Exercise goal
Return all lines in the material below that contain "Safety".

--- Task material ---

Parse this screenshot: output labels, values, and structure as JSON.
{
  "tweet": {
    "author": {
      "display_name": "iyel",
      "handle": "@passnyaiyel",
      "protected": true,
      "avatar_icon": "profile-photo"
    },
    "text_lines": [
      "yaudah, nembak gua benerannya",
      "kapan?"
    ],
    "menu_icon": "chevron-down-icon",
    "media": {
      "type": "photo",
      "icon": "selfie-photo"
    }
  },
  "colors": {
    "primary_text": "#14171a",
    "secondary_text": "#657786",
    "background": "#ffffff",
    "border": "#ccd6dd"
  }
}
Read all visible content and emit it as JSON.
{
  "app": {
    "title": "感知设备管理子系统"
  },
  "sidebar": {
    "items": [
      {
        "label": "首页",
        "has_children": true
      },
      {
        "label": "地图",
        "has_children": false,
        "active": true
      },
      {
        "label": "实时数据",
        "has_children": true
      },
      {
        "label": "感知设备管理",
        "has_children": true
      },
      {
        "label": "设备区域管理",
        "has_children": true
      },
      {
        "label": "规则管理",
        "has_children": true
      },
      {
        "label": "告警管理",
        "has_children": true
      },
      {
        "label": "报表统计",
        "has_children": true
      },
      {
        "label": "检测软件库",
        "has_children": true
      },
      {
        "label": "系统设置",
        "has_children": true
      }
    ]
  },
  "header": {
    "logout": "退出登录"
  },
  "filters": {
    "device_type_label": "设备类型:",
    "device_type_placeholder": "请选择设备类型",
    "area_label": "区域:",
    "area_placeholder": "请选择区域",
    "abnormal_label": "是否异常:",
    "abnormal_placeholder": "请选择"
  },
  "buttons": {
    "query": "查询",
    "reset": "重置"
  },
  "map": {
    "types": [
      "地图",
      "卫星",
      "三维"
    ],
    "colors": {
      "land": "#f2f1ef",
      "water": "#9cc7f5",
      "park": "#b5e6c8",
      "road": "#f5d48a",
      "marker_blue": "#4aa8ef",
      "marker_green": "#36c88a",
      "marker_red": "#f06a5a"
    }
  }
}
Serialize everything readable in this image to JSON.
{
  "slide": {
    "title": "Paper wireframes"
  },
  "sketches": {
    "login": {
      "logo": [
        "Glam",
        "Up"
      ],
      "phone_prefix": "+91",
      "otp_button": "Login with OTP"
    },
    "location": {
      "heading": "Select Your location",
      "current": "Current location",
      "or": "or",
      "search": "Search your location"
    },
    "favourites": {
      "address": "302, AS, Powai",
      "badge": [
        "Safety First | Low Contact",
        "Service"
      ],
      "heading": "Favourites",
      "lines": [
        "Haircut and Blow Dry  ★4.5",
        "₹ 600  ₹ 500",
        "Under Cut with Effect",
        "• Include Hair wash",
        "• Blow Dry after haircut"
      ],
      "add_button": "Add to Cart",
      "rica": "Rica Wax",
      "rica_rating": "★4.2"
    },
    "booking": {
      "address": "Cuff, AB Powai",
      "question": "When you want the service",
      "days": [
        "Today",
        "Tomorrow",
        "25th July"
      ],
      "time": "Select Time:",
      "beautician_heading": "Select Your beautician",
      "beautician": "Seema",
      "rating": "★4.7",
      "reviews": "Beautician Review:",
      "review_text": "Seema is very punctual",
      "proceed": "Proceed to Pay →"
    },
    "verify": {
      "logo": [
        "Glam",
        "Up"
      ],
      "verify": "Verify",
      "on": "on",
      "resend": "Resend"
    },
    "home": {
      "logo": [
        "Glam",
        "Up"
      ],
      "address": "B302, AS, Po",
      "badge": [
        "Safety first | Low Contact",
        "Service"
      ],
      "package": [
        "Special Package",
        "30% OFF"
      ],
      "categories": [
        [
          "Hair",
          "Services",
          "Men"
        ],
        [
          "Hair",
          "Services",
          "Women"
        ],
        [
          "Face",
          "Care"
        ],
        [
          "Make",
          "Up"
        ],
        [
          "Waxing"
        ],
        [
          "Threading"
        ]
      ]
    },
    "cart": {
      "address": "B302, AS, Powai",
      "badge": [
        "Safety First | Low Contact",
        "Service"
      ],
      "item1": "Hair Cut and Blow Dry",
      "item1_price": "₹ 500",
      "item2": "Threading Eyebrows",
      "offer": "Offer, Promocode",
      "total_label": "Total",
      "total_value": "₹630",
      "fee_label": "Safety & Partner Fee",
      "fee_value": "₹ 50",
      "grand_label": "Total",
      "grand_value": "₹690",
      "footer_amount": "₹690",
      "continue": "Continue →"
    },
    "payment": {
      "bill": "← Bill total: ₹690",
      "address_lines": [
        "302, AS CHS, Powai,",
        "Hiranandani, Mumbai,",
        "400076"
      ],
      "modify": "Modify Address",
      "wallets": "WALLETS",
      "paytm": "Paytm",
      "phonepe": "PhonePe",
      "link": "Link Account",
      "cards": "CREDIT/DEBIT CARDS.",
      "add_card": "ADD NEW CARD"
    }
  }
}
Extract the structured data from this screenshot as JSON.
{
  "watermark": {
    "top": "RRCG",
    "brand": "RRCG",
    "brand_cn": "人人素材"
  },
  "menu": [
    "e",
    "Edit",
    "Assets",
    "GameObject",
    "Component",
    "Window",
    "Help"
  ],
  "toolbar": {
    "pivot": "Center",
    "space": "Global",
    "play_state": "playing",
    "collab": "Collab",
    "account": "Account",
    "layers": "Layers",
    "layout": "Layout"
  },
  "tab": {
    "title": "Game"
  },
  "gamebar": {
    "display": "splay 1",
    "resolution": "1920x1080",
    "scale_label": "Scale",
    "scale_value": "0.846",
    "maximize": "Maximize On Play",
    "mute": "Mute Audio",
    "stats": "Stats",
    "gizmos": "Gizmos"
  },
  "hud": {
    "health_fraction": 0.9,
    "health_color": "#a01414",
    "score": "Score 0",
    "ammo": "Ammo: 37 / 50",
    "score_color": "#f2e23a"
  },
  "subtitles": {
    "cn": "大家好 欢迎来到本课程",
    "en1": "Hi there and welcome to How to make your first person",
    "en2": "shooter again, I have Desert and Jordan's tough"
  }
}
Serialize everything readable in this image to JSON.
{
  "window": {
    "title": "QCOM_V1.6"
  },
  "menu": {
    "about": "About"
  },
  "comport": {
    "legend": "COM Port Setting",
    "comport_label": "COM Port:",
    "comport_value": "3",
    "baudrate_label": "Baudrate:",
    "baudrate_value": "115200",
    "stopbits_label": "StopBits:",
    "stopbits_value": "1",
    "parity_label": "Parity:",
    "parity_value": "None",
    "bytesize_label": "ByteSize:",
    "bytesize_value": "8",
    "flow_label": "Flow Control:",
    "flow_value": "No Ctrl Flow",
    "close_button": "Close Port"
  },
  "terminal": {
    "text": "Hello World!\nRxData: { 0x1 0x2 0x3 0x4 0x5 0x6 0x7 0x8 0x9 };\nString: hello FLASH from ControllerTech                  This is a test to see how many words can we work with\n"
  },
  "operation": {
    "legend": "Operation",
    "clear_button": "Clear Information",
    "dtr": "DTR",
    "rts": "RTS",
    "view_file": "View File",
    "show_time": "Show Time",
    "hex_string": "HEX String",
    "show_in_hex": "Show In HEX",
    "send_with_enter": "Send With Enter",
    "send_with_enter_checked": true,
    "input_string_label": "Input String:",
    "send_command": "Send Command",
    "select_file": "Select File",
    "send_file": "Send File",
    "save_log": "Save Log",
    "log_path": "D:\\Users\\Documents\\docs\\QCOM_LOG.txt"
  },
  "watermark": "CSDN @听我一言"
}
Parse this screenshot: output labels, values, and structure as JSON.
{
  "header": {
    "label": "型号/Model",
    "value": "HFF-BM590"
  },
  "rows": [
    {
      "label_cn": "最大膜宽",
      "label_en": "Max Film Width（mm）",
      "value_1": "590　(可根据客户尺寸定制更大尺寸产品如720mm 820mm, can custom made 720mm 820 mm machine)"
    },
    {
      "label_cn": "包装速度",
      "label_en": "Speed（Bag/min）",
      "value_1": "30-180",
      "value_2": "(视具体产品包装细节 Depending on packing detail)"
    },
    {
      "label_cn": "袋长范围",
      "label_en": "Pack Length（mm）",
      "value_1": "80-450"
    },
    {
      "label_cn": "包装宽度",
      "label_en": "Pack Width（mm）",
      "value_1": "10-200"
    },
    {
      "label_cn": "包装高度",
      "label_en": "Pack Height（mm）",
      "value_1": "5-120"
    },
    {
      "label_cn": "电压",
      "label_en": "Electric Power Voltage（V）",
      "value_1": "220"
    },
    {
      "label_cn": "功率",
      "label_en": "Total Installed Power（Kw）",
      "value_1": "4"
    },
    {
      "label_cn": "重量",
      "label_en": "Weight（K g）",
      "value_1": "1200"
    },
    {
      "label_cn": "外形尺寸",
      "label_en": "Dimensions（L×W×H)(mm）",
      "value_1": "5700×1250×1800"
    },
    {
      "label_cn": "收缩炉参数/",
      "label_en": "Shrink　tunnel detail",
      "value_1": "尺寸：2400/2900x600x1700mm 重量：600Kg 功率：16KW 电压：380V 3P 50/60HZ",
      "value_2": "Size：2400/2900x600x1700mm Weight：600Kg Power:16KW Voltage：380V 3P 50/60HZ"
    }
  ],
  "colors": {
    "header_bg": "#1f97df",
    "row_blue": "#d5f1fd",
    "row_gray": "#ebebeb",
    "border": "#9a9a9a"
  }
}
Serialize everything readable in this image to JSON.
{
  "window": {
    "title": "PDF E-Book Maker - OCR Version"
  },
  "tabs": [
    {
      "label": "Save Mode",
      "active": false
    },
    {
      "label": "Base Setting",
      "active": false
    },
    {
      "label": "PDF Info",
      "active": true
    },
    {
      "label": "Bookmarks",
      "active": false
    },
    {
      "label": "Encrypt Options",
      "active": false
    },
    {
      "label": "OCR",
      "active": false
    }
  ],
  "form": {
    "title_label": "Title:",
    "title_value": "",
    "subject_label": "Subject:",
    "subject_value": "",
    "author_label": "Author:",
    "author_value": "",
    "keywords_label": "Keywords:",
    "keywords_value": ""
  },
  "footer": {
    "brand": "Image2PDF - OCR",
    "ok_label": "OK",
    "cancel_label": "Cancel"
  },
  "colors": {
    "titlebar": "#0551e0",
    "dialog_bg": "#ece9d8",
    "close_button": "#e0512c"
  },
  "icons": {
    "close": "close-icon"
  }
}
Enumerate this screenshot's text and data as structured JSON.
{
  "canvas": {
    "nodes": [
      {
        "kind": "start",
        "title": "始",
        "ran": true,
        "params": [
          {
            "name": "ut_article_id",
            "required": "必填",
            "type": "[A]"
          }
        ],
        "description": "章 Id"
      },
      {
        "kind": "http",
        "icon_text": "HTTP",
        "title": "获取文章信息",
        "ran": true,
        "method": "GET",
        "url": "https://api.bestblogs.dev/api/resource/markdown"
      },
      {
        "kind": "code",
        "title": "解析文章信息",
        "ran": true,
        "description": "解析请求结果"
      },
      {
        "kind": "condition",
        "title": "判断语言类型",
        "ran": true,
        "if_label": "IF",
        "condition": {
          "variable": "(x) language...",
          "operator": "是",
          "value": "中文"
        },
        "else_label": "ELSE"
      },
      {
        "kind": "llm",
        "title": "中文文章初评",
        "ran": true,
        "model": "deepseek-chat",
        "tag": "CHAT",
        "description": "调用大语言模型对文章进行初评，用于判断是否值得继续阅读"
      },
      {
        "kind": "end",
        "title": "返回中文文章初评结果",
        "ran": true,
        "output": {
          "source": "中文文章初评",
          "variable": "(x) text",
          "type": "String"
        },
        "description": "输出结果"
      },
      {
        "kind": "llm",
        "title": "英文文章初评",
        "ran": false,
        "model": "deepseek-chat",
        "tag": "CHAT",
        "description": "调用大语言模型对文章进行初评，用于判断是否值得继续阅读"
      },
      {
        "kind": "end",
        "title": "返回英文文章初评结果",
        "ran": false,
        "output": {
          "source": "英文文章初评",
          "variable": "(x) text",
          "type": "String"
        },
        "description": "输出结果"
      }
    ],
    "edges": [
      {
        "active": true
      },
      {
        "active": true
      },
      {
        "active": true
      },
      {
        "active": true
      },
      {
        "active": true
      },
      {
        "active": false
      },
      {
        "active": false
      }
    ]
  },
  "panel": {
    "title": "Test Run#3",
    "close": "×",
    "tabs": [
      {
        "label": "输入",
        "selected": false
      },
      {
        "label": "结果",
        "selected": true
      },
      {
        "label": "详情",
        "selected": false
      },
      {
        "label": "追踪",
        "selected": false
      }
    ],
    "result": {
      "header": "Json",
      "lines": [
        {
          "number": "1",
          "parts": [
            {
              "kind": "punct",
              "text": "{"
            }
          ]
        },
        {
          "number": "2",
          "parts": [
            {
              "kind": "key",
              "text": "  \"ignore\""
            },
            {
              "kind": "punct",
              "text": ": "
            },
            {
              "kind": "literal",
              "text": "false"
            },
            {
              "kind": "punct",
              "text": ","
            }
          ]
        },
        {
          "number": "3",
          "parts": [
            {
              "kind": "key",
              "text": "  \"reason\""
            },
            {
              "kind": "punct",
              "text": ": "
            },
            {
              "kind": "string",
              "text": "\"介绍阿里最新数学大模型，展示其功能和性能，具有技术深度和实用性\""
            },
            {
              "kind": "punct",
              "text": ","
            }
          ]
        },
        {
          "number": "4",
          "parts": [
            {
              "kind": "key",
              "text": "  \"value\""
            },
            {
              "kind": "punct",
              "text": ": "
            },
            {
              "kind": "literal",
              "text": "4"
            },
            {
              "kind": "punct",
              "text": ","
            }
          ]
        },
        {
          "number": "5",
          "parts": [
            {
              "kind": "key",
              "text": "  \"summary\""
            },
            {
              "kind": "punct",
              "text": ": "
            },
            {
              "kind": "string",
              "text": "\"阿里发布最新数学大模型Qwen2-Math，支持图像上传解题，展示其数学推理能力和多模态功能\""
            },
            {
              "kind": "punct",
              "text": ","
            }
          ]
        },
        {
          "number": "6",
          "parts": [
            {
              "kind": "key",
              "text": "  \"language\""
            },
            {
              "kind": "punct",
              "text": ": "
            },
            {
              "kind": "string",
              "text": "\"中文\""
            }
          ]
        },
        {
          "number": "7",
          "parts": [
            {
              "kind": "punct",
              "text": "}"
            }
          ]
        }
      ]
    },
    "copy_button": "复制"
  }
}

---

Answer to this exercise
        "Safety First | Low Contact",
        "Safety first | Low Contact",
        "Safety First | Low Contact",
      "fee_label": "Safety & Partner Fee",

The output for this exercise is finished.